*GIVEN INSTRUCTION*.
Of the lines in the data below, count the ones holding the string "list", and answer with that number only.

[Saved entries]
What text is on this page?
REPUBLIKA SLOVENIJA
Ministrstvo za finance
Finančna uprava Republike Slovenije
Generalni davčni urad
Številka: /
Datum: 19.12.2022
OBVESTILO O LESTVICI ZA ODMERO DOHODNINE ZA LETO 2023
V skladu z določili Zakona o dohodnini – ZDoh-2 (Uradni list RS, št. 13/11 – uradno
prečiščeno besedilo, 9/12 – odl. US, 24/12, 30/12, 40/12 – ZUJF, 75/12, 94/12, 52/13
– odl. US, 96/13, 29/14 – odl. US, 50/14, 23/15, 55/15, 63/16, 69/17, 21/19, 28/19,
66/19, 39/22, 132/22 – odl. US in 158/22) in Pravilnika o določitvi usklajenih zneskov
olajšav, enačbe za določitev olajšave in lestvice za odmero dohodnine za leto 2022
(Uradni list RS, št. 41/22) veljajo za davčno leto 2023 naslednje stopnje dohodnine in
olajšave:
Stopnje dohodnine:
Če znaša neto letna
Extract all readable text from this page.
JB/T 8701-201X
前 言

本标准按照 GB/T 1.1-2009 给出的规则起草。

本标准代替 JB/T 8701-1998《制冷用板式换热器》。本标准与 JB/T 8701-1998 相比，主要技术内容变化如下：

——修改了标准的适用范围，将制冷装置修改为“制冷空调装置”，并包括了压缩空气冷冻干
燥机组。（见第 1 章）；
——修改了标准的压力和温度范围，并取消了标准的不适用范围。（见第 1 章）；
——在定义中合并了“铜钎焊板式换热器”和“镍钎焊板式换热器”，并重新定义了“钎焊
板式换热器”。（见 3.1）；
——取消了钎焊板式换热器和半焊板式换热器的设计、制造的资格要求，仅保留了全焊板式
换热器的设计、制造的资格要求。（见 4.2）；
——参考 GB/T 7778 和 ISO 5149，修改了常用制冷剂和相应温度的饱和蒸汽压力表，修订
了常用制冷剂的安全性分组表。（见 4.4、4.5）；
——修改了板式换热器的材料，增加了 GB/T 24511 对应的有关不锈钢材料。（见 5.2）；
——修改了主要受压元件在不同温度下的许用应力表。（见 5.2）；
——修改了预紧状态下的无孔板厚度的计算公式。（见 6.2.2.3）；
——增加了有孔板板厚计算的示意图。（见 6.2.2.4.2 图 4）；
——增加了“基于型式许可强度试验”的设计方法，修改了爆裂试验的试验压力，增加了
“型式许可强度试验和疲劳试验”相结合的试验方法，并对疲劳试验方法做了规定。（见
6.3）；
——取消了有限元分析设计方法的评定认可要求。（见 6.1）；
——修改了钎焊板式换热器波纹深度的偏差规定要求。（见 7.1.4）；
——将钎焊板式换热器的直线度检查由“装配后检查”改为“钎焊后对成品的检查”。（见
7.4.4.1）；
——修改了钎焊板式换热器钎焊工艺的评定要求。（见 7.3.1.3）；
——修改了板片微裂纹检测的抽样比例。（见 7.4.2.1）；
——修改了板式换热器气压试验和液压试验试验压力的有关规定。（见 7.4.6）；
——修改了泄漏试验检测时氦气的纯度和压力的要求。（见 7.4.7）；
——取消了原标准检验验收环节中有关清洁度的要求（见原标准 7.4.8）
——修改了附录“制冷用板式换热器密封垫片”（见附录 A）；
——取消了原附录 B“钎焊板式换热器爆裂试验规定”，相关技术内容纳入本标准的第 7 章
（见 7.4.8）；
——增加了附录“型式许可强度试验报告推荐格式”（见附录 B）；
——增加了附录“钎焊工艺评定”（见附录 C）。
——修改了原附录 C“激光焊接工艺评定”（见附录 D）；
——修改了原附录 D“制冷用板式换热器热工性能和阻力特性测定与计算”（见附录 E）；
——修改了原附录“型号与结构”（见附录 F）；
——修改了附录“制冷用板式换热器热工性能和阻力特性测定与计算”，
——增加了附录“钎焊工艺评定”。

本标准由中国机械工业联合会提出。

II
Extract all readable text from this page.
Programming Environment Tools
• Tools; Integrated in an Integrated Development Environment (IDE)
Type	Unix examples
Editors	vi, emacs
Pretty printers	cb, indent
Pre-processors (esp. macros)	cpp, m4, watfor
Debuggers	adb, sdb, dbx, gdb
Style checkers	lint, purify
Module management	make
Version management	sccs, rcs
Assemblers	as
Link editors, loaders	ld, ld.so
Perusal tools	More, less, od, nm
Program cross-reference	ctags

*WRITTEN RESPONSE*.
2